INPUT:
══════
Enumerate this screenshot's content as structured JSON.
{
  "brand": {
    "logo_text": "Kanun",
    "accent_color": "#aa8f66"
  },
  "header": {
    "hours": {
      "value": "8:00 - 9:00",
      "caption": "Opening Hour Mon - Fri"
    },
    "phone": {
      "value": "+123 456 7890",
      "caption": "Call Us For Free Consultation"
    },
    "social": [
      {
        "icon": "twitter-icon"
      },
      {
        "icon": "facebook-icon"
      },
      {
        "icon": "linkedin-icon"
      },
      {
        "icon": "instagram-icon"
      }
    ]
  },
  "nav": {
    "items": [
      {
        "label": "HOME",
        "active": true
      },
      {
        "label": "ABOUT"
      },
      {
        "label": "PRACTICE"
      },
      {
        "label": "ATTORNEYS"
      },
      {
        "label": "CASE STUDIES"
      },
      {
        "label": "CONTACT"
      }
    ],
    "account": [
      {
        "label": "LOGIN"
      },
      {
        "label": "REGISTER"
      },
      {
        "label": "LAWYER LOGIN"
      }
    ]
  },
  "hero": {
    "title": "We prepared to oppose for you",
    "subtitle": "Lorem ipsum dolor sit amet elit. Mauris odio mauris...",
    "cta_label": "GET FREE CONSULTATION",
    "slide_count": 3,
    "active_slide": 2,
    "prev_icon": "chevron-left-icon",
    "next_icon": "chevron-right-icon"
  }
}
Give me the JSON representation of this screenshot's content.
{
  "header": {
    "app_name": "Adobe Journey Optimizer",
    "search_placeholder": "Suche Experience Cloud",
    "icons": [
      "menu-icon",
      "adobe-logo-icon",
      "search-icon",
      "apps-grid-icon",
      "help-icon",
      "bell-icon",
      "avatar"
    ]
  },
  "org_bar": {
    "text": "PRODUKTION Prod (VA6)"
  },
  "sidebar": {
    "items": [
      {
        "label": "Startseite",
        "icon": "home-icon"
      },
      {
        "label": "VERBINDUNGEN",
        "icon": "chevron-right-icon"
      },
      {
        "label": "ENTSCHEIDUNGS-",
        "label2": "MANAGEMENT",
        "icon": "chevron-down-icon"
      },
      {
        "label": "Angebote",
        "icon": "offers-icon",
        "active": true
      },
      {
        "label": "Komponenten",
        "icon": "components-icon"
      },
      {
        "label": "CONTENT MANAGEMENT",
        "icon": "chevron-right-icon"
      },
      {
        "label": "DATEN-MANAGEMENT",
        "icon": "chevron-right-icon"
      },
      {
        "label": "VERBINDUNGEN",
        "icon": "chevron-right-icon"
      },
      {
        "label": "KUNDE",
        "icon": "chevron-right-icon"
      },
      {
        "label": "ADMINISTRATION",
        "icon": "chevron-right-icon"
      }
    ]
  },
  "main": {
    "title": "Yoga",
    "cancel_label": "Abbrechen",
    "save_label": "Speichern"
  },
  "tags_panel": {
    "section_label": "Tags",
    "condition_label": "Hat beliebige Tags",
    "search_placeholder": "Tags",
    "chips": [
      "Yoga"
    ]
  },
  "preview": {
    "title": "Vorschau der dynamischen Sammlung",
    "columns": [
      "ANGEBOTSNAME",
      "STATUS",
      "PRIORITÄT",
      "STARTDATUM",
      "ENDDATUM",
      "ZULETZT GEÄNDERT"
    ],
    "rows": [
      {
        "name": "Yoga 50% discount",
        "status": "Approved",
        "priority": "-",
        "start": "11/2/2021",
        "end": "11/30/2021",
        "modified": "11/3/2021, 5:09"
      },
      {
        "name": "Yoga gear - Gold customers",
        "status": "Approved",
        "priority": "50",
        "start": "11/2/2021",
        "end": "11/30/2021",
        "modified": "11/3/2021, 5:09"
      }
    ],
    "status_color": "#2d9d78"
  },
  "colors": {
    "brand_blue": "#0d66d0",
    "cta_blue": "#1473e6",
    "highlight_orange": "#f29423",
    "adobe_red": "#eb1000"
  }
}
══════
Your task is to transcribe the material exactly.

ANSWER TO THE TASK:
Enumerate this screenshot's content as structured JSON.
{
  "brand": {
    "logo_text": "Kanun",
    "accent_color": "#aa8f66"
  },
  "header": {
    "hours": {
      "value": "8:00 - 9:00",
      "caption": "Opening Hour Mon - Fri"
    },
    "phone": {
      "value": "+123 456 7890",
      "caption": "Call Us For Free Consultation"
    },
    "social": [
      {
        "icon": "twitter-icon"
      },
      {
        "icon": "facebook-icon"
      },
      {
        "icon": "linkedin-icon"
      },
      {
        "icon": "instagram-icon"
      }
    ]
  },
  "nav": {
    "items": [
      {
        "label": "HOME",
        "active": true
      },
      {
        "label": "ABOUT"
      },
      {
        "label": "PRACTICE"
      },
      {
        "label": "ATTORNEYS"
      },
      {
        "label": "CASE STUDIES"
      },
      {
        "label": "CONTACT"
      }
    ],
    "account": [
      {
        "label": "LOGIN"
      },
      {
        "label": "REGISTER"
      },
      {
        "label": "LAWYER LOGIN"
      }
    ]
  },
  "hero": {
    "title": "We prepared to oppose for you",
    "subtitle": "Lorem ipsum dolor sit amet elit. Mauris odio mauris...",
    "cta_label": "GET FREE CONSULTATION",
    "slide_count": 3,
    "active_slide": 2,
    "prev_icon": "chevron-left-icon",
    "next_icon": "chevron-right-icon"
  }
}
Give me the JSON representation of this screenshot's content.
{
  "header": {
    "app_name": "Adobe Journey Optimizer",
    "search_placeholder": "Suche Experience Cloud",
    "icons": [
      "menu-icon",
      "adobe-logo-icon",
      "search-icon",
      "apps-grid-icon",
      "help-icon",
      "bell-icon",
      "avatar"
    ]
  },
  "org_bar": {
    "text": "PRODUKTION Prod (VA6)"
  },
  "sidebar": {
    "items": [
      {
        "label": "Startseite",
        "icon": "home-icon"
      },
      {
        "label": "VERBINDUNGEN",
        "icon": "chevron-right-icon"
      },
      {
        "label": "ENTSCHEIDUNGS-",
        "label2": "MANAGEMENT",
        "icon": "chevron-down-icon"
      },
      {
        "label": "Angebote",
        "icon": "offers-icon",
        "active": true
      },
      {
        "label": "Komponenten",
        "icon": "components-icon"
      },
      {
        "label": "CONTENT MANAGEMENT",
        "icon": "chevron-right-icon"
      },
      {
        "label": "DATEN-MANAGEMENT",
        "icon": "chevron-right-icon"
      },
      {
        "label": "VERBINDUNGEN",
        "icon": "chevron-right-icon"
      },
      {
        "label": "KUNDE",
        "icon": "chevron-right-icon"
      },
      {
        "label": "ADMINISTRATION",
        "icon": "chevron-right-icon"
      }
    ]
  },
  "main": {
    "title": "Yoga",
    "cancel_label": "Abbrechen",
    "save_label": "Speichern"
  },
  "tags_panel": {
    "section_label": "Tags",
    "condition_label": "Hat beliebige Tags",
    "search_placeholder": "Tags",
    "chips": [
      "Yoga"
    ]
  },
  "preview": {
    "title": "Vorschau der dynamischen Sammlung",
    "columns": [
      "ANGEBOTSNAME",
      "STATUS",
      "PRIORITÄT",
      "STARTDATUM",
      "ENDDATUM",
      "ZULETZT GEÄNDERT"
    ],
    "rows": [
      {
        "name": "Yoga 50% discount",
        "status": "Approved",
        "priority": "-",
        "start": "11/2/2021",
        "end": "11/30/2021",
        "modified": "11/3/2021, 5:09"
      },
      {
        "name": "Yoga gear - Gold customers",
        "status": "Approved",
        "priority": "50",
        "start": "11/2/2021",
        "end": "11/30/2021",
        "modified": "11/3/2021, 5:09"
      }
    ],
    "status_color": "#2d9d78"
  },
  "colors": {
    "brand_blue": "#0d66d0",
    "cta_blue": "#1473e6",
    "highlight_orange": "#f29423",
    "adobe_red": "#eb1000"
  }
}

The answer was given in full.